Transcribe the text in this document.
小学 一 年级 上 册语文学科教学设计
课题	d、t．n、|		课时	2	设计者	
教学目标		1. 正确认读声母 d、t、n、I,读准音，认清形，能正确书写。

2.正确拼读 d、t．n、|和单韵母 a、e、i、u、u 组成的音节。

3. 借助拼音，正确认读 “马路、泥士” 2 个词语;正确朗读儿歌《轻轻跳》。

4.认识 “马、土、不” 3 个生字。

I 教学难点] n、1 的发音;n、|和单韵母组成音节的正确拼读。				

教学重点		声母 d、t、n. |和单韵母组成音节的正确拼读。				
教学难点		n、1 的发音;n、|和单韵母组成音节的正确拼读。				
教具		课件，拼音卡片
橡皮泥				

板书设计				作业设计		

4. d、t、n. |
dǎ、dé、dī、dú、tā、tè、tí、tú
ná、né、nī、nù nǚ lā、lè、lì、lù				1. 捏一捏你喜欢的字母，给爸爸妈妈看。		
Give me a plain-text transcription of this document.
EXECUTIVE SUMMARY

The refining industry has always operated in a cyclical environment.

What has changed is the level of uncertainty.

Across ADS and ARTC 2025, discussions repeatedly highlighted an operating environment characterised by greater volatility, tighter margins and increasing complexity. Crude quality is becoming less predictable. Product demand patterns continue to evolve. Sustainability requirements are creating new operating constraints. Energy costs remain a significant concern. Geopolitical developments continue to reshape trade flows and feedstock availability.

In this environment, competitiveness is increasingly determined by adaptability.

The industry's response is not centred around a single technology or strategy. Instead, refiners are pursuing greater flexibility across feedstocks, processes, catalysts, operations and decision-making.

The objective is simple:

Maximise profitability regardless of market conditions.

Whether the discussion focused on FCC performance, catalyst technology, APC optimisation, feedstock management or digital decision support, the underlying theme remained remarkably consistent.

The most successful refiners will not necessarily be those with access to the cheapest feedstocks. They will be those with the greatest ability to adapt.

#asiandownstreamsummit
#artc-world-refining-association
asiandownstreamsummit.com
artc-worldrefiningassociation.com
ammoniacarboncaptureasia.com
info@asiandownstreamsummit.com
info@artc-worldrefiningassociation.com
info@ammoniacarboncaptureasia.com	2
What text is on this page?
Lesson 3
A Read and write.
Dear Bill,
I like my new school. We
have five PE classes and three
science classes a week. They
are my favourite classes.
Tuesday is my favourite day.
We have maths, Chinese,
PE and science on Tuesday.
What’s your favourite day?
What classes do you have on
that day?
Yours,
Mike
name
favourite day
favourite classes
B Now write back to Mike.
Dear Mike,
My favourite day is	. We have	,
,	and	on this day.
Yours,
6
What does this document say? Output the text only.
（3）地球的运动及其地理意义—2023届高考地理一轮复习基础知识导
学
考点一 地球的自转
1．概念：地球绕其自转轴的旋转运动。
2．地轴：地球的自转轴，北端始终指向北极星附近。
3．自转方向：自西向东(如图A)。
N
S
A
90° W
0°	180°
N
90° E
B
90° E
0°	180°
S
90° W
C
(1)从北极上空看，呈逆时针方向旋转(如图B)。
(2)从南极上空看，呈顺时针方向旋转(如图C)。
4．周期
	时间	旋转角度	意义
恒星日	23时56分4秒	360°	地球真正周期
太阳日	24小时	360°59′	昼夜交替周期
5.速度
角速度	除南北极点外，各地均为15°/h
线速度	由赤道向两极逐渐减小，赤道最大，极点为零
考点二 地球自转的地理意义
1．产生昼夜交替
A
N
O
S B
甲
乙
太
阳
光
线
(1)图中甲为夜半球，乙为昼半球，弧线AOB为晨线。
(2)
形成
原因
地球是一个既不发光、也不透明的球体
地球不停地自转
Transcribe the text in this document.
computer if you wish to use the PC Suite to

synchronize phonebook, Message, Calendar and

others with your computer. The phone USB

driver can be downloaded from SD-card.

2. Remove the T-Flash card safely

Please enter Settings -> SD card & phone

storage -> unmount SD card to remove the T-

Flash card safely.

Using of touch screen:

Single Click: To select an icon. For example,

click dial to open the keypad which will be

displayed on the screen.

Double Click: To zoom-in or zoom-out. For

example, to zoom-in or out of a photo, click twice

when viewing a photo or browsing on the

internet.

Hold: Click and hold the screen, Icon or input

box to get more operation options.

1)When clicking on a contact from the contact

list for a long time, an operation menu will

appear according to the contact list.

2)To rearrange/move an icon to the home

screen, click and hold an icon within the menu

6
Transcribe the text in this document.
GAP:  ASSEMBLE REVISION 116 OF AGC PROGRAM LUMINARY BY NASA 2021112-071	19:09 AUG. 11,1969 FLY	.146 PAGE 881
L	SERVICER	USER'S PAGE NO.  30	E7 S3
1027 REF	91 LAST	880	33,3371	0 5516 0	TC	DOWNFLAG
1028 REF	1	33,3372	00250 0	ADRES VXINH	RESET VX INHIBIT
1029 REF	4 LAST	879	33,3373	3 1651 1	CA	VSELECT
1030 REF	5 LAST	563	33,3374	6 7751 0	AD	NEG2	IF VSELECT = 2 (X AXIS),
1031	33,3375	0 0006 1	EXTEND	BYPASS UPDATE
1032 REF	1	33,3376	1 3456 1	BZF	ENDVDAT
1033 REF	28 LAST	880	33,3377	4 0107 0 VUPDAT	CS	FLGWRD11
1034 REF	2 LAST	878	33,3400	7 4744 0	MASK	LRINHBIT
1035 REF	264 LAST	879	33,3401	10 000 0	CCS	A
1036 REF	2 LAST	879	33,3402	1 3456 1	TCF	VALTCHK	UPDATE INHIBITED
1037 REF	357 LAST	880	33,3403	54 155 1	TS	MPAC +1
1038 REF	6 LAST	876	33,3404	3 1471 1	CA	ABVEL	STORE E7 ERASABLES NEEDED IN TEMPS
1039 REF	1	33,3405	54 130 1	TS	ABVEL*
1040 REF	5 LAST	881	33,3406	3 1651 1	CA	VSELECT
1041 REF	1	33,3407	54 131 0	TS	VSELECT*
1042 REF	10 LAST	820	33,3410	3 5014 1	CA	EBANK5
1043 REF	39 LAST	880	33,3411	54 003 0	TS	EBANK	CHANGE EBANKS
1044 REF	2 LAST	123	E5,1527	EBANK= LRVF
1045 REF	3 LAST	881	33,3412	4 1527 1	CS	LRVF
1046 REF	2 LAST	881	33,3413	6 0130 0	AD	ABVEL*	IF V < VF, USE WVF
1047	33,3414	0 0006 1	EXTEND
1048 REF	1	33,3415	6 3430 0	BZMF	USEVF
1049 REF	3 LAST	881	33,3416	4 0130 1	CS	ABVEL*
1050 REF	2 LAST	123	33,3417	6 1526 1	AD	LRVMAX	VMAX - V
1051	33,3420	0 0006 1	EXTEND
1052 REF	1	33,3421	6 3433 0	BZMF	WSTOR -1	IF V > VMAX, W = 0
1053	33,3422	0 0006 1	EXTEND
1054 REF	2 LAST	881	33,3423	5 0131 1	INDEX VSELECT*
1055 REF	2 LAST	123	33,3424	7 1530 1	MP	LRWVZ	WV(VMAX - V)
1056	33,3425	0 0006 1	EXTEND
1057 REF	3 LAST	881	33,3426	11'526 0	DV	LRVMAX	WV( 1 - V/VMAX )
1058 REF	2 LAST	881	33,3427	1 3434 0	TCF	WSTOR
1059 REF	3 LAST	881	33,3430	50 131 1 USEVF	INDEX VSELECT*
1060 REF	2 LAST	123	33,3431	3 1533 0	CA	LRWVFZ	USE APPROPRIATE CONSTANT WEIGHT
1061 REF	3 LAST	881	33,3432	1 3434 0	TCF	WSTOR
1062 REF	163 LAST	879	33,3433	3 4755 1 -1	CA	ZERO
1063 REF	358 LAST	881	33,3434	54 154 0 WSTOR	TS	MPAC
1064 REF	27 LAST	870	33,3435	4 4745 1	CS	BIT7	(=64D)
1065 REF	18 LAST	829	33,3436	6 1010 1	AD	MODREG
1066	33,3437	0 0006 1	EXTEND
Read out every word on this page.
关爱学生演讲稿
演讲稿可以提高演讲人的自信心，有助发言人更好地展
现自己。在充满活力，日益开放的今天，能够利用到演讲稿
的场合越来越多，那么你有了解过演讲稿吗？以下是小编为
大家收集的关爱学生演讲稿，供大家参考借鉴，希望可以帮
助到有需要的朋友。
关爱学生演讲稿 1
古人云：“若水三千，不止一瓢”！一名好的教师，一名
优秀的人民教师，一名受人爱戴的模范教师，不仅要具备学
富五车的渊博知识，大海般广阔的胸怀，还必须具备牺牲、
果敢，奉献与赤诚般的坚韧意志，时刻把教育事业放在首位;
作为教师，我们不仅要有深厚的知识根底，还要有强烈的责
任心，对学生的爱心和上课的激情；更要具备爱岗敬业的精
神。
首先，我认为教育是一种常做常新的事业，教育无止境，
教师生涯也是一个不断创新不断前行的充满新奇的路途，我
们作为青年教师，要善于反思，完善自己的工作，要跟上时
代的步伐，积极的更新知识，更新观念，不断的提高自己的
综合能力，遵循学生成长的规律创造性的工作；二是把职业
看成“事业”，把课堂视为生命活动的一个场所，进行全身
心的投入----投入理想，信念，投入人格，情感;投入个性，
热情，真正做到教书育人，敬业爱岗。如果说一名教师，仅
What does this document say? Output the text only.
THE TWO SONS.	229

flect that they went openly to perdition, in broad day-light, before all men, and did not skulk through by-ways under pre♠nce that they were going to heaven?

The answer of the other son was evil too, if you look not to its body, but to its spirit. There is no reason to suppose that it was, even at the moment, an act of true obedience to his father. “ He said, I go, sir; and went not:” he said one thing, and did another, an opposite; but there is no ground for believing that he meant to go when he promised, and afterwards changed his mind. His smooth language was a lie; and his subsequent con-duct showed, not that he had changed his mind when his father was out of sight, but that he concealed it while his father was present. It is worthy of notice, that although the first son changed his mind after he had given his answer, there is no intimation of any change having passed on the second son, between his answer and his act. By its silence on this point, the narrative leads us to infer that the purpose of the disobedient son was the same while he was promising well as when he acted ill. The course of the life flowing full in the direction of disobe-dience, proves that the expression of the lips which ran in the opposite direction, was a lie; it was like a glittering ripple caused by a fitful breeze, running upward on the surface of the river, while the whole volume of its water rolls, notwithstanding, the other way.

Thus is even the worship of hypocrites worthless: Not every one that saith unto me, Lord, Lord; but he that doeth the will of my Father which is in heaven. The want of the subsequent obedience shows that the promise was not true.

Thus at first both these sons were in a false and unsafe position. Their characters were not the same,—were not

** WHAT IS NEEDED **
Gather every line containing the word "zoom" and copy it.

** WRITTEN ANSWER **
Double Click: To zoom-in or zoom-out. For
example, to zoom-in or out of a photo, click twice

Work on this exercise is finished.